** BEGIN WORKING DATA **

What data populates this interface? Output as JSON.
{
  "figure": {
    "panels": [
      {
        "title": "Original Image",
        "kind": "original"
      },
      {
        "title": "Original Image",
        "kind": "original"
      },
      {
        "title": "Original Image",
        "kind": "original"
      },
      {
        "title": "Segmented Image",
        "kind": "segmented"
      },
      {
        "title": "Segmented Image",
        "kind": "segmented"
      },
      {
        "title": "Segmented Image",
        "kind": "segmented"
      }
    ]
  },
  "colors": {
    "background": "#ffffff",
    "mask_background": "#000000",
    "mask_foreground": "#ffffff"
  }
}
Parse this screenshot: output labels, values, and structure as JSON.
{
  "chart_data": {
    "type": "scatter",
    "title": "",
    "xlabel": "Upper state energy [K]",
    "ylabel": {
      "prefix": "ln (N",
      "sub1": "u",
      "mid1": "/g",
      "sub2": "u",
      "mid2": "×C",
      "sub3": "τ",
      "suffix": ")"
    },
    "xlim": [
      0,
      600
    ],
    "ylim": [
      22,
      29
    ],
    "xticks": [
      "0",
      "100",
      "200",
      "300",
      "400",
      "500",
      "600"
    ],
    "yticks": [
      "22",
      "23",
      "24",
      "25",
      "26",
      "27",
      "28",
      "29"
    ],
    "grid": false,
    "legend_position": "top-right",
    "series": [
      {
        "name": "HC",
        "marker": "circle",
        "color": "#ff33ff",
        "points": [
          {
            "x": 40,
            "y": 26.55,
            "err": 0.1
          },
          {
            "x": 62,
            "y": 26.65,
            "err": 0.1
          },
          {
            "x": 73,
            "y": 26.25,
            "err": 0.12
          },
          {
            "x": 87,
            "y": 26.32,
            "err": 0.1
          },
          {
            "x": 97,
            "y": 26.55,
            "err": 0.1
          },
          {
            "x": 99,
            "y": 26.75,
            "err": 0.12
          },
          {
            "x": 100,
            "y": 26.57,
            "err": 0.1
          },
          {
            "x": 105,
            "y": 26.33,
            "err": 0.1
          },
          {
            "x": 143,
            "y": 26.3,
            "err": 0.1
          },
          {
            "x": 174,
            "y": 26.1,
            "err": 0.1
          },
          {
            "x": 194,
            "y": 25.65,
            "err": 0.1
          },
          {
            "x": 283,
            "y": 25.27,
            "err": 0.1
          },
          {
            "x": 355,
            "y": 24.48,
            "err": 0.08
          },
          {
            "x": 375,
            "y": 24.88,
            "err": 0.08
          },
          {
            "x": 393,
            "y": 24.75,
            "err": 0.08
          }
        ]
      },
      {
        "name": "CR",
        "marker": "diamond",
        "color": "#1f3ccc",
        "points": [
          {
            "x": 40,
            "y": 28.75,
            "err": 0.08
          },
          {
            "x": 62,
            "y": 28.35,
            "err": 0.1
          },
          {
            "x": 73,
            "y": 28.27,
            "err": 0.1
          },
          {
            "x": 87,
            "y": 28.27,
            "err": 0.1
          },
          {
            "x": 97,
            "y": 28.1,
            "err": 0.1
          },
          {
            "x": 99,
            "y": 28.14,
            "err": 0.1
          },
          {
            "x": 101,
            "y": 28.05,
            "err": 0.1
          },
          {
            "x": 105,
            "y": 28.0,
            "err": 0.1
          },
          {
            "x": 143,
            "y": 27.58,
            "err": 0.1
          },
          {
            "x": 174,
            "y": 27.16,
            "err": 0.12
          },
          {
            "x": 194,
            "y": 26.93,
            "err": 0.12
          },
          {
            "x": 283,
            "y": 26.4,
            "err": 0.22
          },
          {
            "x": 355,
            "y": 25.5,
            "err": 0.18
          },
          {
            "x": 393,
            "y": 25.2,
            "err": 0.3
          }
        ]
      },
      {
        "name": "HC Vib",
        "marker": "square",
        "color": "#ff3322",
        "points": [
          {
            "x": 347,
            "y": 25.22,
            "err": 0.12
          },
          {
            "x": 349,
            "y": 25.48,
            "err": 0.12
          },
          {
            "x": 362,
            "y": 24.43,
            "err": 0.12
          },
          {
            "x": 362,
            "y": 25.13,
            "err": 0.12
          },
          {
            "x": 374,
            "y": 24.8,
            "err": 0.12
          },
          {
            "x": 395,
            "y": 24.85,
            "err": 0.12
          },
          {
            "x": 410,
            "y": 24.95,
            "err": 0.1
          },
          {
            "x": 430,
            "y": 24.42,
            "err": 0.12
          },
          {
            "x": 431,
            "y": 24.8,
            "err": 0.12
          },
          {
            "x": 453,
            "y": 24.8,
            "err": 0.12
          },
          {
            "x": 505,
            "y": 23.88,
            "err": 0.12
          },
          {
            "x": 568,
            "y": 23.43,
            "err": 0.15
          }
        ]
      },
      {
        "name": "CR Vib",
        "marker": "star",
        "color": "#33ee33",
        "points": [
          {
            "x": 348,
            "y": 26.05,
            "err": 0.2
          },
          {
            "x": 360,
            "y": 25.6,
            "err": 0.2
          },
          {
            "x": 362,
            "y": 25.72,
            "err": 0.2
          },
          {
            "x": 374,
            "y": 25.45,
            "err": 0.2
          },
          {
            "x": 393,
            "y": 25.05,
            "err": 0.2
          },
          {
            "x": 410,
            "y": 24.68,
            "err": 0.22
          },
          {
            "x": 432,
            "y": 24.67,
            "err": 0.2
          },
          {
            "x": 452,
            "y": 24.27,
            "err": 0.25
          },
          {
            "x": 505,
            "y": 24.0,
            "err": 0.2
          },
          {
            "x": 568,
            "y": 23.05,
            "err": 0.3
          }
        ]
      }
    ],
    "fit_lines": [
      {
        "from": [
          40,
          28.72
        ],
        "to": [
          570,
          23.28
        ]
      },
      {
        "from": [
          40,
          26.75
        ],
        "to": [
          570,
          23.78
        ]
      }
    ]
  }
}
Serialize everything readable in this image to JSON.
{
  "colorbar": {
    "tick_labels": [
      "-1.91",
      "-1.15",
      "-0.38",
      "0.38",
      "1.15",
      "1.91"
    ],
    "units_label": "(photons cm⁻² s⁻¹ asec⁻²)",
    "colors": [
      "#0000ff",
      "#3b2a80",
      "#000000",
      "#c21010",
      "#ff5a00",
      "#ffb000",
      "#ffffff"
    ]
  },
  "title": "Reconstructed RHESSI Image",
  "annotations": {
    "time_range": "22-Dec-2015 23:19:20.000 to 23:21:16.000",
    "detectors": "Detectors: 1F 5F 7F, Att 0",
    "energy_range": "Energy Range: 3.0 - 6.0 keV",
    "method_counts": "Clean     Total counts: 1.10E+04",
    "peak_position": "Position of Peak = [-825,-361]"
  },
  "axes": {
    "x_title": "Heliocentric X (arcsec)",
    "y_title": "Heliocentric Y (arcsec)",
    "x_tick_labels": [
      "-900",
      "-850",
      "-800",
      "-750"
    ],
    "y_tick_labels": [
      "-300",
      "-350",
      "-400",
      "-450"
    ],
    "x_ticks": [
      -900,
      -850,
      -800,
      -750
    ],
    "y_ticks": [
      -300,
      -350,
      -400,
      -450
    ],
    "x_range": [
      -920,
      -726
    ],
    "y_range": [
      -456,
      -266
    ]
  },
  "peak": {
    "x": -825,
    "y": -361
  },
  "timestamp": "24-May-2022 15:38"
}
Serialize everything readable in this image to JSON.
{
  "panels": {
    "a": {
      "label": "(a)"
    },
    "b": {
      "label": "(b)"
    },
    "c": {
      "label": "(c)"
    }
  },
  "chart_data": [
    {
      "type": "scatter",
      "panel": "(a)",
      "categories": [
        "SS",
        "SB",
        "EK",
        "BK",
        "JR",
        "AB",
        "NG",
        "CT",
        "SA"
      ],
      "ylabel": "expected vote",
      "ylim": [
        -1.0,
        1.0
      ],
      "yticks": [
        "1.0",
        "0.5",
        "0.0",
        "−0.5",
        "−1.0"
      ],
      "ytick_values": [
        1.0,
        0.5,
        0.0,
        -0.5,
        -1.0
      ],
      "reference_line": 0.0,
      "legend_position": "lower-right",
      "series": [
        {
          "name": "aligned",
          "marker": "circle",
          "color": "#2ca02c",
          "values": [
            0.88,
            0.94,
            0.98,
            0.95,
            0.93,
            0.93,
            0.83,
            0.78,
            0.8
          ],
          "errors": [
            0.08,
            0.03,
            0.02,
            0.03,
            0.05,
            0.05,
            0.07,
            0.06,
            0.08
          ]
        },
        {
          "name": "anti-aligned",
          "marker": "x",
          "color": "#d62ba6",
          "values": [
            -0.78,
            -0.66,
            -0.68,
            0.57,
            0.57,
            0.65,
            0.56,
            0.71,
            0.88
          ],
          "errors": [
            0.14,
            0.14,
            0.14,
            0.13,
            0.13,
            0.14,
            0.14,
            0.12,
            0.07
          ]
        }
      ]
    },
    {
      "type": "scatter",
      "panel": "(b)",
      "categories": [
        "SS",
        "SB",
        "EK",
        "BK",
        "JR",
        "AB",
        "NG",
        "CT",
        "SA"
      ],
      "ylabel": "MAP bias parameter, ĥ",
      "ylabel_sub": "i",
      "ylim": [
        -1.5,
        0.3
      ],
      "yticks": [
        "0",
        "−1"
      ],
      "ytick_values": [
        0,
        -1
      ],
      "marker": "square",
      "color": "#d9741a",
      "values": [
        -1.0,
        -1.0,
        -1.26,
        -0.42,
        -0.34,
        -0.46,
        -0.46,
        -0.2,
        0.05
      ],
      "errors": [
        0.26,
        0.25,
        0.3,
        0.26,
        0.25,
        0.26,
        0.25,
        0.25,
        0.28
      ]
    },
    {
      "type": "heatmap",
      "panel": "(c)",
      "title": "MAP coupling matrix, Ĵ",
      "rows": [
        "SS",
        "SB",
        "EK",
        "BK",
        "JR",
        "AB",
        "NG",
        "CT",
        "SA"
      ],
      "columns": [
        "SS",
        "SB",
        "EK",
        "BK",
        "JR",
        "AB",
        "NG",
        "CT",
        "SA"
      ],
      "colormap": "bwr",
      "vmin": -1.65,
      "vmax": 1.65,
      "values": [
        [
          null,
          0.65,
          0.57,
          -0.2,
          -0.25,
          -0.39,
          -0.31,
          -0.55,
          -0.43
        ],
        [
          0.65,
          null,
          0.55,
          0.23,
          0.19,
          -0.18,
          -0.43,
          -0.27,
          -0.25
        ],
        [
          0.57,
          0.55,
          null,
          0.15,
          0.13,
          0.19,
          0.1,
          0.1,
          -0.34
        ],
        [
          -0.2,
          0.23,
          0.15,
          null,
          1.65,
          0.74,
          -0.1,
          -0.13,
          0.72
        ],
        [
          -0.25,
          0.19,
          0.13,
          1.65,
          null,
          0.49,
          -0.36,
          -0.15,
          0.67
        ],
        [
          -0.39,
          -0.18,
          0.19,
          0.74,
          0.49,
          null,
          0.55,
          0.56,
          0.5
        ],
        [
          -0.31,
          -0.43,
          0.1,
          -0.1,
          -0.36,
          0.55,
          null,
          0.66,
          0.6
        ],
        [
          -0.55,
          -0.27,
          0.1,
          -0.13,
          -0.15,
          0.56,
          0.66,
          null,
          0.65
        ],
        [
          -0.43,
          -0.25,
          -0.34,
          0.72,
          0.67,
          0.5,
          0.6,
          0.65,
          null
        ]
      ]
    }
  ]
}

** END WORKING DATA **

**AIM:** Using the material above, count the lines containing the word "this". Reply with the number alone.

**TASK SOLUTION:** 4